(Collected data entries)
Start

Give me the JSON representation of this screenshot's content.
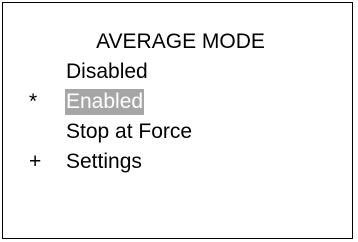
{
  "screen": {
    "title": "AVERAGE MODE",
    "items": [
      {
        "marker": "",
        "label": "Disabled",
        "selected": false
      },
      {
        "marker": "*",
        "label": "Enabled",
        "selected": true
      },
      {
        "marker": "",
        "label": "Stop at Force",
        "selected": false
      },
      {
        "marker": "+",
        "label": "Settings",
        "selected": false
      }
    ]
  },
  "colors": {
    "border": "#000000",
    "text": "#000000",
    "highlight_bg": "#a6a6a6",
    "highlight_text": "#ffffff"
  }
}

End
Start

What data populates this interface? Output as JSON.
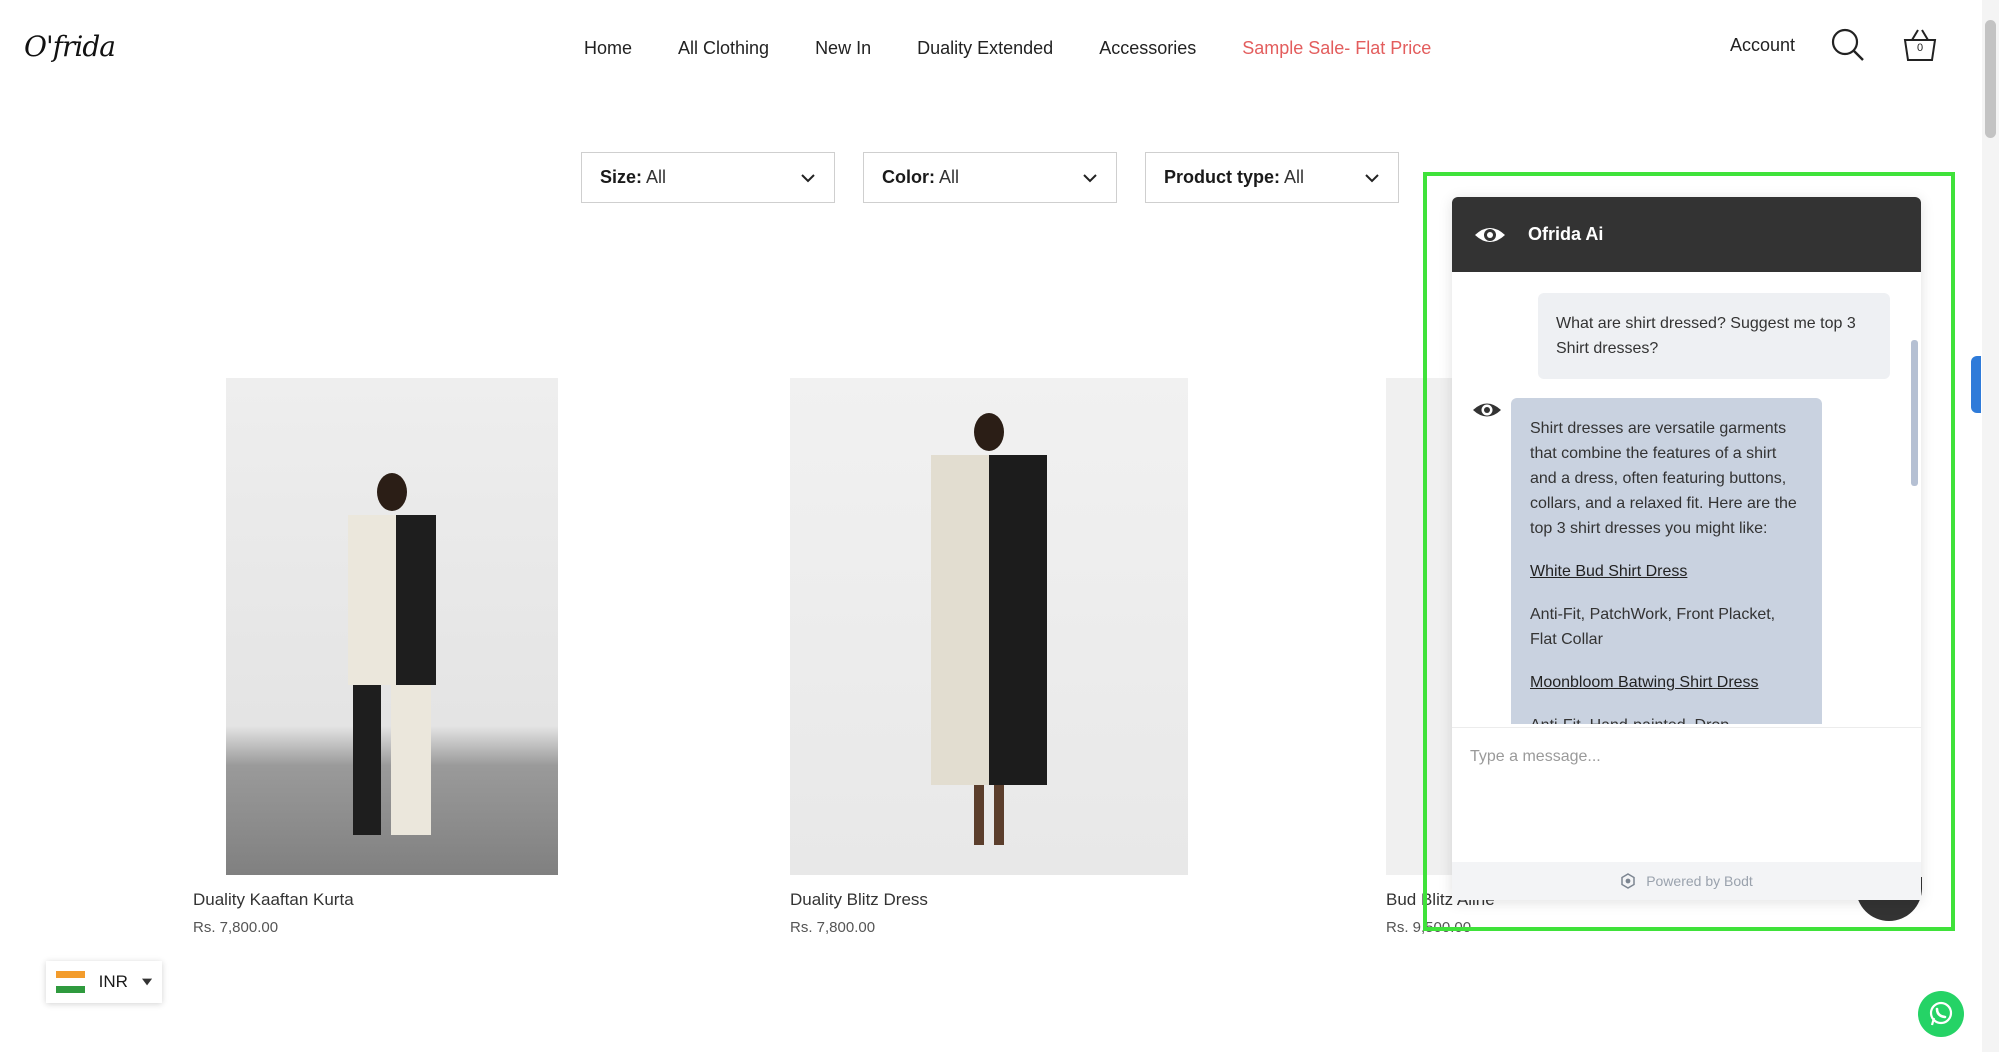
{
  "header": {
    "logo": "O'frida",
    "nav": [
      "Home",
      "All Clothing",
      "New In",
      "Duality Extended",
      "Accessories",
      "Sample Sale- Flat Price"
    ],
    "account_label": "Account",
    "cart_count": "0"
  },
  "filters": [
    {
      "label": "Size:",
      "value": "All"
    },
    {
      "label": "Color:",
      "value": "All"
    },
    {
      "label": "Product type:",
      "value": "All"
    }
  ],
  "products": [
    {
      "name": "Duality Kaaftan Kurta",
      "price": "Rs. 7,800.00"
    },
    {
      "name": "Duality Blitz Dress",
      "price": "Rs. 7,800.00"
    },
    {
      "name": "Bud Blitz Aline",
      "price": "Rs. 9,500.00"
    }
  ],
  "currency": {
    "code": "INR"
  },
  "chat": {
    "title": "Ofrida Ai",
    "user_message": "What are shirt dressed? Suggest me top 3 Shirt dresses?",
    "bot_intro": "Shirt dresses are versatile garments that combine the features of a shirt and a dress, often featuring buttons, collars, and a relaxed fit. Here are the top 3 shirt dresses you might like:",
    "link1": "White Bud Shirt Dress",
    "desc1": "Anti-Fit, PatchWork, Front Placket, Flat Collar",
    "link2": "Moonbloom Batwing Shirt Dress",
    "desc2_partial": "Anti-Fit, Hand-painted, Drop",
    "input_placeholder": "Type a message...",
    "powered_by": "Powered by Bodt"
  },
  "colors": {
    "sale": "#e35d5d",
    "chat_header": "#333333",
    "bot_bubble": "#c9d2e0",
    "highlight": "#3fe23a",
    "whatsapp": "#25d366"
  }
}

End

### WHAT YOU SHOULD DO
Report all lines of the data above that include the string "dresses".

### EXERCISE SOLUTION
    "user_message": "What are shirt dressed? Suggest me top 3 Shirt dresses?",
    "bot_intro": "Shirt dresses are versatile garments that combine the features of a shirt and a dress, often featuring buttons, collars, and a relaxed fit. Here are the top 3 shirt dresses you might like:",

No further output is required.